▶
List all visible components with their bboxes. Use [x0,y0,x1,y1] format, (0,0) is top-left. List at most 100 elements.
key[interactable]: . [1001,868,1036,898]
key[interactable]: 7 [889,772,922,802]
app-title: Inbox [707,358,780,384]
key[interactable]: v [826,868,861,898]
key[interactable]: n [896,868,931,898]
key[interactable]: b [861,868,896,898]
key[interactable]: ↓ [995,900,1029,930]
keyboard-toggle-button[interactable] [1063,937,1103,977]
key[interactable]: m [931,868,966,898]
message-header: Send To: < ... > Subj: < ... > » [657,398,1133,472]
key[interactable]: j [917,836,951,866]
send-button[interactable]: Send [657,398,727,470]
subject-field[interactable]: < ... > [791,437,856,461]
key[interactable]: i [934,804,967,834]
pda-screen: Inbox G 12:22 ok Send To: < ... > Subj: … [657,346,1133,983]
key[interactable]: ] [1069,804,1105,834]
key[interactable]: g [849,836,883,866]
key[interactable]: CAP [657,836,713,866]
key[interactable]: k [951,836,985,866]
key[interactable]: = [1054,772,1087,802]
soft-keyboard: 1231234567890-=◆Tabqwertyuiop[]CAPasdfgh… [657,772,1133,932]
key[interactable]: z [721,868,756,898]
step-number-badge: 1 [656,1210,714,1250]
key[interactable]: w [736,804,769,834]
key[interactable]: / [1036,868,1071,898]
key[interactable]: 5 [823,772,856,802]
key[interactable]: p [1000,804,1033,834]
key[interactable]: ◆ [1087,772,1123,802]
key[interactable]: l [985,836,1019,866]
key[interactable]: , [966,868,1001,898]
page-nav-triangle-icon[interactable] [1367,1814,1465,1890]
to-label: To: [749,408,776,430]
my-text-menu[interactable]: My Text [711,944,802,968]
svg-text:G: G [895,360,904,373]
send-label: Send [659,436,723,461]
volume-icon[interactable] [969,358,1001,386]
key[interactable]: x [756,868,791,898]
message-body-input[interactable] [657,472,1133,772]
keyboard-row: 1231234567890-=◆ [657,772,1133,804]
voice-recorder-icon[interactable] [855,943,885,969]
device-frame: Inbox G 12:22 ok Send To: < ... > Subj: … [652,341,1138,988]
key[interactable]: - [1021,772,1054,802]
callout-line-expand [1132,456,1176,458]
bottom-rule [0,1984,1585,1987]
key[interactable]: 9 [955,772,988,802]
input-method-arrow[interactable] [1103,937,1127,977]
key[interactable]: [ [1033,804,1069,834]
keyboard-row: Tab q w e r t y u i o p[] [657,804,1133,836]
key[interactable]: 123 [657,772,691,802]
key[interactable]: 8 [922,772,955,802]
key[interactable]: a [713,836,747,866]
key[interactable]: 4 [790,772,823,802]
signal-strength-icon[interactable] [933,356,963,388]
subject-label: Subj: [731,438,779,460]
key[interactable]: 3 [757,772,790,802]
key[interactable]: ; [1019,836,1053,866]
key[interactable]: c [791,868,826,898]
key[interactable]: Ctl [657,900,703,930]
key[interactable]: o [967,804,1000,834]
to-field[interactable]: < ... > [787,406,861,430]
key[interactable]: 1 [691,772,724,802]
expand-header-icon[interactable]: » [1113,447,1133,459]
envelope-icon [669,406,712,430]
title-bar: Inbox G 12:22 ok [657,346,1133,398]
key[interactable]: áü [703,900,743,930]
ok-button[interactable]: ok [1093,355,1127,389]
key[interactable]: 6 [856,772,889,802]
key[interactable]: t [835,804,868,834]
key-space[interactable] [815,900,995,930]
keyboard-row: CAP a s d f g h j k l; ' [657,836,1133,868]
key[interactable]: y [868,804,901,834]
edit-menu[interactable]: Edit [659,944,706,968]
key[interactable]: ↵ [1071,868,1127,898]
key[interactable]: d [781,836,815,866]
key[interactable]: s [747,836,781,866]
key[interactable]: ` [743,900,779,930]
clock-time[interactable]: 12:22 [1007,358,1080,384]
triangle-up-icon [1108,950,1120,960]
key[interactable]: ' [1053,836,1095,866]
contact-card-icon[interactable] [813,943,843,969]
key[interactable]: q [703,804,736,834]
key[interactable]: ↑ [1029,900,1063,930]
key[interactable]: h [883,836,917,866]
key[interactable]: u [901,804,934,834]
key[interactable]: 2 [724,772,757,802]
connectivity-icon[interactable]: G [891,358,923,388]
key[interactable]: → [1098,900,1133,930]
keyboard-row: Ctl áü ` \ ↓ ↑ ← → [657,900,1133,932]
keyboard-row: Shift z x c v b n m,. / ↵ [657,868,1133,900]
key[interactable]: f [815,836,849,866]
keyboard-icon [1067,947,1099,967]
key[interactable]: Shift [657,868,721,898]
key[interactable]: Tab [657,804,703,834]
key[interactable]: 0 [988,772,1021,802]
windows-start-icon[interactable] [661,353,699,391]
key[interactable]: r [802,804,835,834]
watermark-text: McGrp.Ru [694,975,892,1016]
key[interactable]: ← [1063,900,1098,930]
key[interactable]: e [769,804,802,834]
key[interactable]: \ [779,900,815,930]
◀
Reproduce every item above word for word, keeping each character and its position unchanged.

RESULT OF THIS EXERCISE:
List all visible components with their bboxes. Use [x0,y0,x1,y1] format, (0,0) is top-left. List at most 100 elements.
key[interactable]: . [1001,868,1036,898]
key[interactable]: 7 [889,772,922,802]
app-title: Inbox [707,358,780,384]
key[interactable]: v [826,868,861,898]
key[interactable]: n [896,868,931,898]
key[interactable]: b [861,868,896,898]
key[interactable]: ↓ [995,900,1029,930]
keyboard-toggle-button[interactable] [1063,937,1103,977]
key[interactable]: m [931,868,966,898]
message-header: Send To: < ... > Subj: < ... > » [657,398,1133,472]
key[interactable]: j [917,836,951,866]
send-button[interactable]: Send [657,398,727,470]
subject-field[interactable]: < ... > [791,437,856,461]
key[interactable]: i [934,804,967,834]
pda-screen: Inbox G 12:22 ok Send To: < ... > Subj: … [657,346,1133,983]
key[interactable]: ] [1069,804,1105,834]
key[interactable]: g [849,836,883,866]
key[interactable]: CAP [657,836,713,866]
key[interactable]: k [951,836,985,866]
key[interactable]: = [1054,772,1087,802]
soft-keyboard: 1231234567890-=◆Tabqwertyuiop[]CAPasdfgh… [657,772,1133,932]
key[interactable]: z [721,868,756,898]
step-number-badge: 1 [656,1210,714,1250]
key[interactable]: w [736,804,769,834]
key[interactable]: / [1036,868,1071,898]
key[interactable]: 5 [823,772,856,802]
key[interactable]: p [1000,804,1033,834]
key[interactable]: ◆ [1087,772,1123,802]
key[interactable]: l [985,836,1019,866]
key[interactable]: , [966,868,1001,898]
page-nav-triangle-icon[interactable] [1367,1814,1465,1890]
to-label: To: [749,408,776,430]
my-text-menu[interactable]: My Text [711,944,802,968]
svg-text:G: G [895,360,904,373]
send-label: Send [659,436,723,461]
volume-icon[interactable] [969,358,1001,386]
key[interactable]: x [756,868,791,898]
message-body-input[interactable] [657,472,1133,772]
keyboard-row: 1231234567890-=◆ [657,772,1133,804]
voice-recorder-icon[interactable] [855,943,885,969]
device-frame: Inbox G 12:22 ok Send To: < ... > Subj: … [652,341,1138,988]
key[interactable]: - [1021,772,1054,802]
callout-line-expand [1132,456,1176,458]
bottom-rule [0,1984,1585,1987]
key[interactable]: 9 [955,772,988,802]
input-method-arrow[interactable] [1103,937,1127,977]
key[interactable]: [ [1033,804,1069,834]
keyboard-row: Tab q w e r t y u i o p[] [657,804,1133,836]
key[interactable]: 123 [657,772,691,802]
key[interactable]: 8 [922,772,955,802]
key[interactable]: a [713,836,747,866]
key[interactable]: 4 [790,772,823,802]
signal-strength-icon[interactable] [933,356,963,388]
subject-label: Subj: [731,438,779,460]
key[interactable]: 3 [757,772,790,802]
key[interactable]: ; [1019,836,1053,866]
key[interactable]: c [791,868,826,898]
key[interactable]: Ctl [657,900,703,930]
key[interactable]: o [967,804,1000,834]
to-field[interactable]: < ... > [787,406,861,430]
key[interactable]: 1 [691,772,724,802]
expand-header-icon[interactable]: » [1113,447,1133,459]
envelope-icon [669,406,712,430]
title-bar: Inbox G 12:22 ok [657,346,1133,398]
key[interactable]: áü [703,900,743,930]
ok-button[interactable]: ok [1093,355,1127,389]
key[interactable]: 6 [856,772,889,802]
key[interactable]: t [835,804,868,834]
key-space[interactable] [815,900,995,930]
keyboard-row: CAP a s d f g h j k l; ' [657,836,1133,868]
key[interactable]: y [868,804,901,834]
edit-menu[interactable]: Edit [659,944,706,968]
key[interactable]: ↵ [1071,868,1127,898]
key[interactable]: d [781,836,815,866]
key[interactable]: s [747,836,781,866]
key[interactable]: ` [743,900,779,930]
clock-time[interactable]: 12:22 [1007,358,1080,384]
triangle-up-icon [1108,950,1120,960]
key[interactable]: ' [1053,836,1095,866]
contact-card-icon[interactable] [813,943,843,969]
key[interactable]: q [703,804,736,834]
key[interactable]: ↑ [1029,900,1063,930]
key[interactable]: h [883,836,917,866]
key[interactable]: u [901,804,934,834]
key[interactable]: 2 [724,772,757,802]
connectivity-icon[interactable]: G [891,358,923,388]
key[interactable]: → [1098,900,1133,930]
keyboard-row: Ctl áü ` \ ↓ ↑ ← → [657,900,1133,932]
keyboard-row: Shift z x c v b n m,. / ↵ [657,868,1133,900]
key[interactable]: f [815,836,849,866]
keyboard-icon [1067,947,1099,967]
key[interactable]: Shift [657,868,721,898]
key[interactable]: Tab [657,804,703,834]
key[interactable]: 0 [988,772,1021,802]
windows-start-icon[interactable] [661,353,699,391]
key[interactable]: r [802,804,835,834]
watermark-text: McGrp.Ru [694,975,892,1016]
key[interactable]: ← [1063,900,1098,930]
key[interactable]: e [769,804,802,834]
key[interactable]: \ [779,900,815,930]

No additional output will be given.